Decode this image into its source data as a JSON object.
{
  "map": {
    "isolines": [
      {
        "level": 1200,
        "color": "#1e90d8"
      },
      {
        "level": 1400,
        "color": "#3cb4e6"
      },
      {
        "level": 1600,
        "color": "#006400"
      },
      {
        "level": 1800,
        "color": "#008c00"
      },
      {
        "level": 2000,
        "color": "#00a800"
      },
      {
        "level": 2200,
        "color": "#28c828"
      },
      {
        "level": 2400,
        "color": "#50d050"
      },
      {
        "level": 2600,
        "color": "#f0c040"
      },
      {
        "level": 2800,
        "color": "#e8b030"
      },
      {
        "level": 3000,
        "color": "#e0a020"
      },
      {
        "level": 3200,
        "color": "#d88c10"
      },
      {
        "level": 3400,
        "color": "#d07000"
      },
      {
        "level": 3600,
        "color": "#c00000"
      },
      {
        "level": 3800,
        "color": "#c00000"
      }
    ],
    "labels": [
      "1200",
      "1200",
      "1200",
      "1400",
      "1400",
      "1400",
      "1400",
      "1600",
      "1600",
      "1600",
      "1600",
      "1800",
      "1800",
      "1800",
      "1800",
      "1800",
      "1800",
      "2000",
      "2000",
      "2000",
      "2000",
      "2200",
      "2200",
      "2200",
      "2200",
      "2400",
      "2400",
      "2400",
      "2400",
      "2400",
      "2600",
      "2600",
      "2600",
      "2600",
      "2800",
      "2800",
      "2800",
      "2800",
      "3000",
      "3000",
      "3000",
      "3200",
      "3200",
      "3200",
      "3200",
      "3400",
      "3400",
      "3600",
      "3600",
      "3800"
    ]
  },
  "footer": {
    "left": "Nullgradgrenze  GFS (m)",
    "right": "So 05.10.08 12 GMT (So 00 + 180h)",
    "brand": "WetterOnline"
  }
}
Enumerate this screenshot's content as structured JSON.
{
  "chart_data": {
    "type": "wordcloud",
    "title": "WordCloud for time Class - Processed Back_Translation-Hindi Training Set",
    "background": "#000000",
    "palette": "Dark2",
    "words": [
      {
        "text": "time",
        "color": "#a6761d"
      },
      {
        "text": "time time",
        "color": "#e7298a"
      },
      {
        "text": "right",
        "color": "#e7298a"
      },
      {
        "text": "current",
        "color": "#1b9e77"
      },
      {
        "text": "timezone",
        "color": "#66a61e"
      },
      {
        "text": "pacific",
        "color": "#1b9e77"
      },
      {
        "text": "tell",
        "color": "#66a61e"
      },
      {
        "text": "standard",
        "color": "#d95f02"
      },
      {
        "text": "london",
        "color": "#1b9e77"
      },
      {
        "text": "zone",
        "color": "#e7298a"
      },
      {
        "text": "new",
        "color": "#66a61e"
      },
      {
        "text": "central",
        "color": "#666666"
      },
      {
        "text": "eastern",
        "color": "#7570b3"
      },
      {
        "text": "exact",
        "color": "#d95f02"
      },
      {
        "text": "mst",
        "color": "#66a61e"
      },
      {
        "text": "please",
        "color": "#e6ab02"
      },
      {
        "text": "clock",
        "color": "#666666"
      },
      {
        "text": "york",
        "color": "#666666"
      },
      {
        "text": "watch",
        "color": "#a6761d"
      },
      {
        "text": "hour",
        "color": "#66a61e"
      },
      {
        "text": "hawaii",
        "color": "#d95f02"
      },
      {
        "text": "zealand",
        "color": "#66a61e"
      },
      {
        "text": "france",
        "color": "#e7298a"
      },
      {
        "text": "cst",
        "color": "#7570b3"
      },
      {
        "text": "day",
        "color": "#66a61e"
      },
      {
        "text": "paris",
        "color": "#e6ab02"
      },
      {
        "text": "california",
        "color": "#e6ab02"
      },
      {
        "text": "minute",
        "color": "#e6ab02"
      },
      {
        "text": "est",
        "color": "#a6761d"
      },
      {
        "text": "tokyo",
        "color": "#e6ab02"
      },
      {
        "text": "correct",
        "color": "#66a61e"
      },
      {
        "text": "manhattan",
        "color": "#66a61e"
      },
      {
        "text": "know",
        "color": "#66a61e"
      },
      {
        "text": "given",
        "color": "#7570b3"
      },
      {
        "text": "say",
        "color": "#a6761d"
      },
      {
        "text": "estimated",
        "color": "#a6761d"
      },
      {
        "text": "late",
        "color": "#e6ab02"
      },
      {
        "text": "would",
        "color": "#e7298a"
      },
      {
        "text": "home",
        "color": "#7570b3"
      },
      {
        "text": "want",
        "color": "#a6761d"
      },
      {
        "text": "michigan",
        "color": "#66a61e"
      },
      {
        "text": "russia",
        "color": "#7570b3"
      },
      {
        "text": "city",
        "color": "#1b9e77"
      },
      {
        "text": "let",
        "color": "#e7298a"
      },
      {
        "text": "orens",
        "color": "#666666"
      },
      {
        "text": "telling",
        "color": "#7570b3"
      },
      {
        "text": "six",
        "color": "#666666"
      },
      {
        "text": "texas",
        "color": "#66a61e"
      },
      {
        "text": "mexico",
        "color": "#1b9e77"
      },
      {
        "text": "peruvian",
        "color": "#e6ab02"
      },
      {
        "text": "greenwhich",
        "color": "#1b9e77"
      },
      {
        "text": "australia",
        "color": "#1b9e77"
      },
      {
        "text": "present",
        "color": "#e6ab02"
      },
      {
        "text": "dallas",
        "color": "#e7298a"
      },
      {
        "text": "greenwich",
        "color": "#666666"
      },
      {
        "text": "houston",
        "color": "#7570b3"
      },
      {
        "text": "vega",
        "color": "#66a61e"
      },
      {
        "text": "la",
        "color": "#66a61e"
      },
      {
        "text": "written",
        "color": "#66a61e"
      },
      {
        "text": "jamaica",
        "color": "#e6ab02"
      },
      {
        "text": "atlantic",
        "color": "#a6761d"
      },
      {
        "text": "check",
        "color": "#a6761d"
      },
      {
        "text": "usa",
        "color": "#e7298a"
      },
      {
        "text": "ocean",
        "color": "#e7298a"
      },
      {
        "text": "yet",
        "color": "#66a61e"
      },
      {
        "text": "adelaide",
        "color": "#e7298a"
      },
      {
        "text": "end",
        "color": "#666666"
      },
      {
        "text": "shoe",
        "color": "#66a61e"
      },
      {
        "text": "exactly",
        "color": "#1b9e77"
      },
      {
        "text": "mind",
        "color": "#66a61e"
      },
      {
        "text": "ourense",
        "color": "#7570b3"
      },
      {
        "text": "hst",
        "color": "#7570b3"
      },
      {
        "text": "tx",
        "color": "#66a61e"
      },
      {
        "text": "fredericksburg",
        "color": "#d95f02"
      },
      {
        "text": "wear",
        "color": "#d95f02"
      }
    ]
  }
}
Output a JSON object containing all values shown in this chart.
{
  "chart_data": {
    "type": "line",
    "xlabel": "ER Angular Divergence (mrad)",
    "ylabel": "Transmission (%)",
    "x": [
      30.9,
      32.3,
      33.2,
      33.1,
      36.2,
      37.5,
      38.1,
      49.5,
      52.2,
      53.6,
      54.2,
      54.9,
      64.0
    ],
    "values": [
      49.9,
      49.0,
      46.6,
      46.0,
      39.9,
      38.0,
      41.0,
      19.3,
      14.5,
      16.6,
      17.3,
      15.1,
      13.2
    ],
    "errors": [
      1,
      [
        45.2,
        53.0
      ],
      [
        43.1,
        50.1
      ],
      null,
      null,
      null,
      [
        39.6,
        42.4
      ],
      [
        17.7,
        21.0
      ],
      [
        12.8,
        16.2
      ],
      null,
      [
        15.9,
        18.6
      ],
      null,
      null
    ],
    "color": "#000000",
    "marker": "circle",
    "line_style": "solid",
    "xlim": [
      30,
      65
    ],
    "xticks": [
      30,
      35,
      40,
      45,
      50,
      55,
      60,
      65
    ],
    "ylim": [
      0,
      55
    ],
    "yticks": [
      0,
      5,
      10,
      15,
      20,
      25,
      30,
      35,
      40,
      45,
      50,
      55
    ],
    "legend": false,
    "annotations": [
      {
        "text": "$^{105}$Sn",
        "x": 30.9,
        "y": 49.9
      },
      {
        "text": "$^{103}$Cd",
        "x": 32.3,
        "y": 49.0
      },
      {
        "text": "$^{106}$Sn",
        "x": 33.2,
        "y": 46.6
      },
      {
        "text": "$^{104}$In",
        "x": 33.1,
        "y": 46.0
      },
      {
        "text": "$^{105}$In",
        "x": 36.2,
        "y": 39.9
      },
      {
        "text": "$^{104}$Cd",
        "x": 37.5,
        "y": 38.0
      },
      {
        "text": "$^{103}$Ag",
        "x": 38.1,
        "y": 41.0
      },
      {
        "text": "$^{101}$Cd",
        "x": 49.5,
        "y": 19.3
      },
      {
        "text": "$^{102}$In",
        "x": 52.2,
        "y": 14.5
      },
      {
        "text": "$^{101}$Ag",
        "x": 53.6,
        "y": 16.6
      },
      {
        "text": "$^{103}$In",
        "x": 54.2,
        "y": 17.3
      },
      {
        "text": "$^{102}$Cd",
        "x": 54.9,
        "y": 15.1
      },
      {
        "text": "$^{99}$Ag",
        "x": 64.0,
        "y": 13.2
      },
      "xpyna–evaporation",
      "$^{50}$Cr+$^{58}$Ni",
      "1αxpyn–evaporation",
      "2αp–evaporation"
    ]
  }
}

========================================================================

Instruction. Track down every line holding the string "this" and copy it.

Response to the exercise.
Decode this image into its source data as a JSON object.
Enumerate this screenshot's content as structured JSON.
Output a JSON object containing all values shown in this chart.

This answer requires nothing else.